SET PROBLEM:
Please extract the lines of the material below word for word, from its beginning up to and including the line containing "FancyBboxPatch shape: [722, 546, 967, 591]". Leave the pictures out of your answer.

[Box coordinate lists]
***
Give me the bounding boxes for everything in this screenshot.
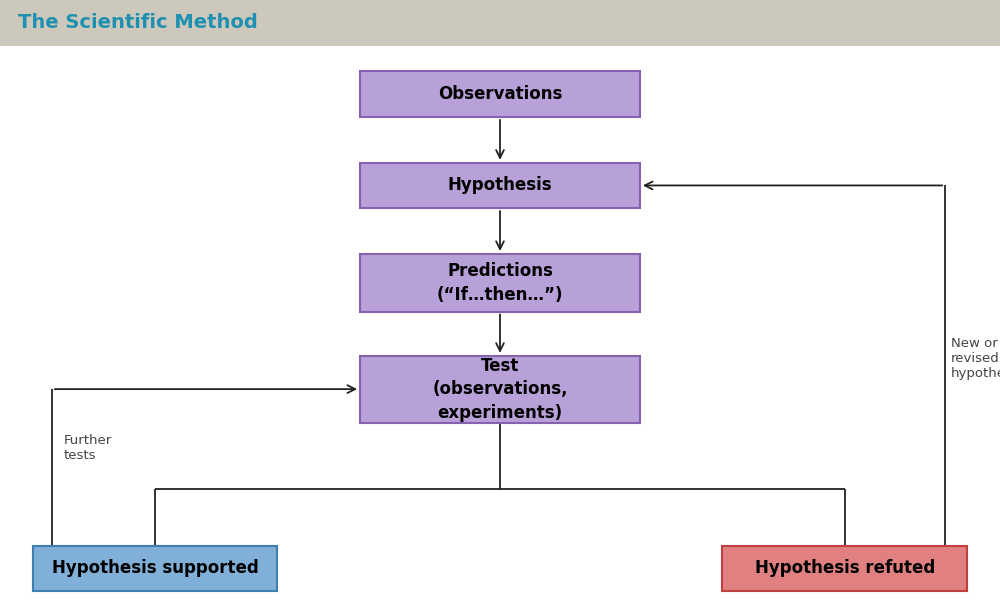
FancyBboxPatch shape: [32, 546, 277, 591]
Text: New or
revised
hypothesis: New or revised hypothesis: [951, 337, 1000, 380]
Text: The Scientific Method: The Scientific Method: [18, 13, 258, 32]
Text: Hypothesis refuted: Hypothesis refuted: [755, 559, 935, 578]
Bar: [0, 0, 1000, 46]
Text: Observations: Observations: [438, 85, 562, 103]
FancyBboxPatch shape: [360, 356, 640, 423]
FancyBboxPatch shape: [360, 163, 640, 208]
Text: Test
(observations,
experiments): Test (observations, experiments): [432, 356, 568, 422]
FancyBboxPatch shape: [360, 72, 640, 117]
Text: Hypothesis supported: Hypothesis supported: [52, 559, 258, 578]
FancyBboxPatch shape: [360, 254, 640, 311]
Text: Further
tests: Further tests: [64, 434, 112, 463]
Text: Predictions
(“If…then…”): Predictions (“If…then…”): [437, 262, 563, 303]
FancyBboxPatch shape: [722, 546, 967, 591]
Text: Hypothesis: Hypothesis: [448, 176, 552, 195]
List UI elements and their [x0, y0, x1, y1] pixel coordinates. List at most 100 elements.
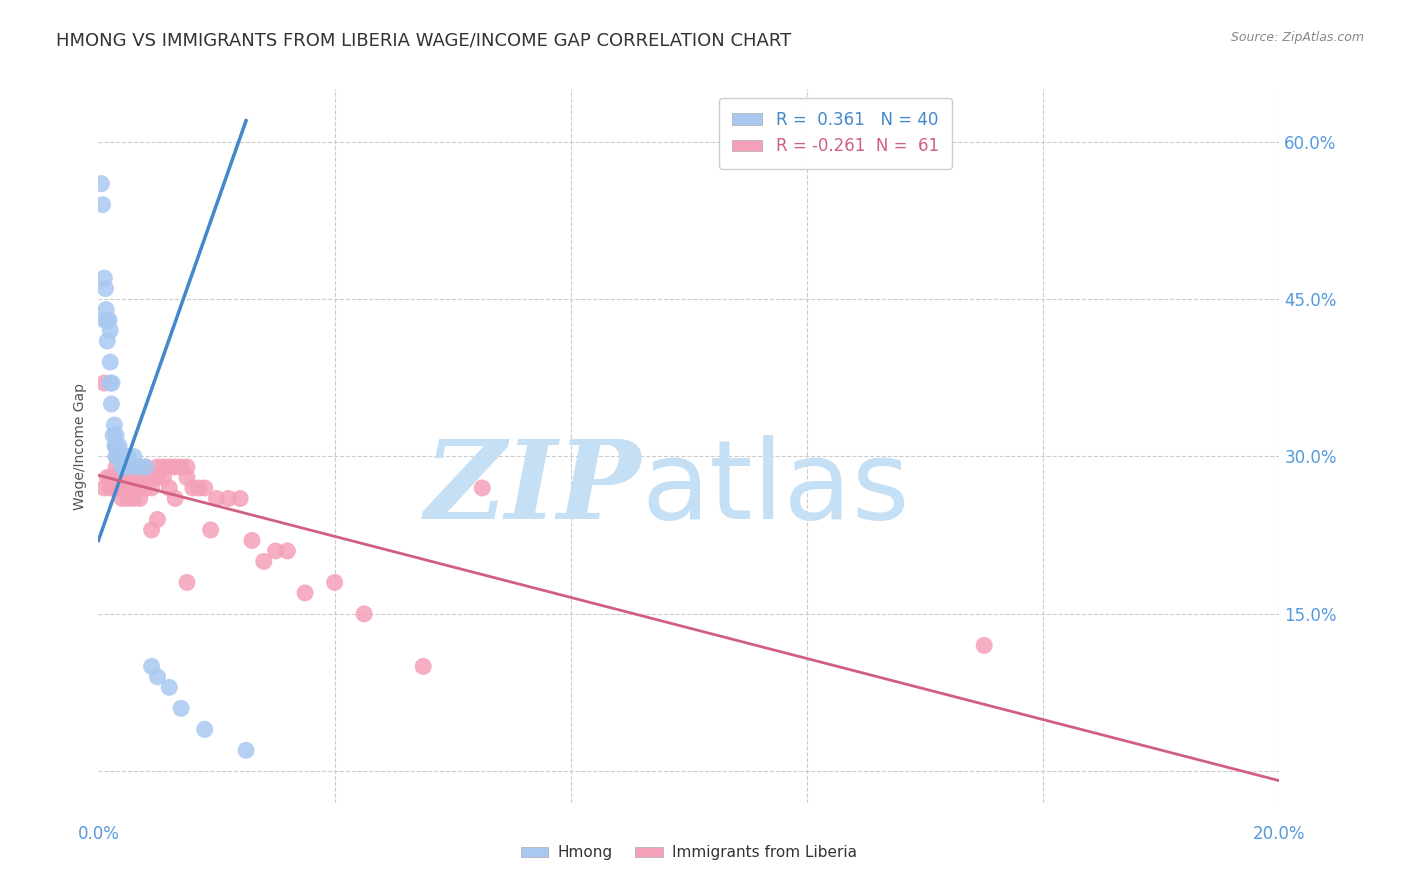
***
SOLUTION TO THE EXERCISE:
Give me the bounding boxes for everything in this screenshot.
FancyBboxPatch shape: [32, 546, 277, 591]
Text: New or
revised
hypothesis: New or revised hypothesis: [951, 337, 1000, 380]
Text: The Scientific Method: The Scientific Method: [18, 13, 258, 32]
Text: Hypothesis refuted: Hypothesis refuted: [755, 559, 935, 578]
Bar: [0, 0, 1000, 46]
Text: Observations: Observations: [438, 85, 562, 103]
FancyBboxPatch shape: [360, 356, 640, 423]
FancyBboxPatch shape: [360, 163, 640, 208]
Text: Test
(observations,
experiments): Test (observations, experiments): [432, 356, 568, 422]
FancyBboxPatch shape: [360, 72, 640, 117]
Text: Hypothesis supported: Hypothesis supported: [52, 559, 258, 578]
FancyBboxPatch shape: [360, 254, 640, 311]
Text: Further
tests: Further tests: [64, 434, 112, 463]
Text: Predictions
(“If…then…”): Predictions (“If…then…”): [437, 262, 563, 303]
FancyBboxPatch shape: [722, 546, 967, 591]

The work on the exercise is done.